TASK PROMPT - What is needed is an exact copy of all the records.

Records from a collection

== Segment start ==

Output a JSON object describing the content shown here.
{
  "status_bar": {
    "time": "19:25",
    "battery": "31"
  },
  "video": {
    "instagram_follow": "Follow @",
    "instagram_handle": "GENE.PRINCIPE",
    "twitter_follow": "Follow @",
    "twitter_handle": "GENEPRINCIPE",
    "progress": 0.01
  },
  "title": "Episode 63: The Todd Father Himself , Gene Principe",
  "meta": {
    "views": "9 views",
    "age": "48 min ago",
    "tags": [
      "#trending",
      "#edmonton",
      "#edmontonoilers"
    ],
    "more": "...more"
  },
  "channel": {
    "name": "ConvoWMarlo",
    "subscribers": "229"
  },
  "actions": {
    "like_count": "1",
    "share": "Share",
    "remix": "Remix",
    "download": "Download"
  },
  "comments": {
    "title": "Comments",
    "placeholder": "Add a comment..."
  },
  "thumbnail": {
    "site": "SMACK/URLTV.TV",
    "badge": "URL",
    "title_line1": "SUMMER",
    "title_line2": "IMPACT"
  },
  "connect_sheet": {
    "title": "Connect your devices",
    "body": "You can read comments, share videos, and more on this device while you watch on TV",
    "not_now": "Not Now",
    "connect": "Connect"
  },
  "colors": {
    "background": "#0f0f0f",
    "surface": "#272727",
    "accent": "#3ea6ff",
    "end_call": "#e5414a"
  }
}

== Segment end ==

RESULT -
Output a JSON object describing the content shown here.
{
  "status_bar": {
    "time": "19:25",
    "battery": "31"
  },
  "video": {
    "instagram_follow": "Follow @",
    "instagram_handle": "GENE.PRINCIPE",
    "twitter_follow": "Follow @",
    "twitter_handle": "GENEPRINCIPE",
    "progress": 0.01
  },
  "title": "Episode 63: The Todd Father Himself , Gene Principe",
  "meta": {
    "views": "9 views",
    "age": "48 min ago",
    "tags": [
      "#trending",
      "#edmonton",
      "#edmontonoilers"
    ],
    "more": "...more"
  },
  "channel": {
    "name": "ConvoWMarlo",
    "subscribers": "229"
  },
  "actions": {
    "like_count": "1",
    "share": "Share",
    "remix": "Remix",
    "download": "Download"
  },
  "comments": {
    "title": "Comments",
    "placeholder": "Add a comment..."
  },
  "thumbnail": {
    "site": "SMACK/URLTV.TV",
    "badge": "URL",
    "title_line1": "SUMMER",
    "title_line2": "IMPACT"
  },
  "connect_sheet": {
    "title": "Connect your devices",
    "body": "You can read comments, share videos, and more on this device while you watch on TV",
    "not_now": "Not Now",
    "connect": "Connect"
  },
  "colors": {
    "background": "#0f0f0f",
    "surface": "#272727",
    "accent": "#3ea6ff",
    "end_call": "#e5414a"
  }
}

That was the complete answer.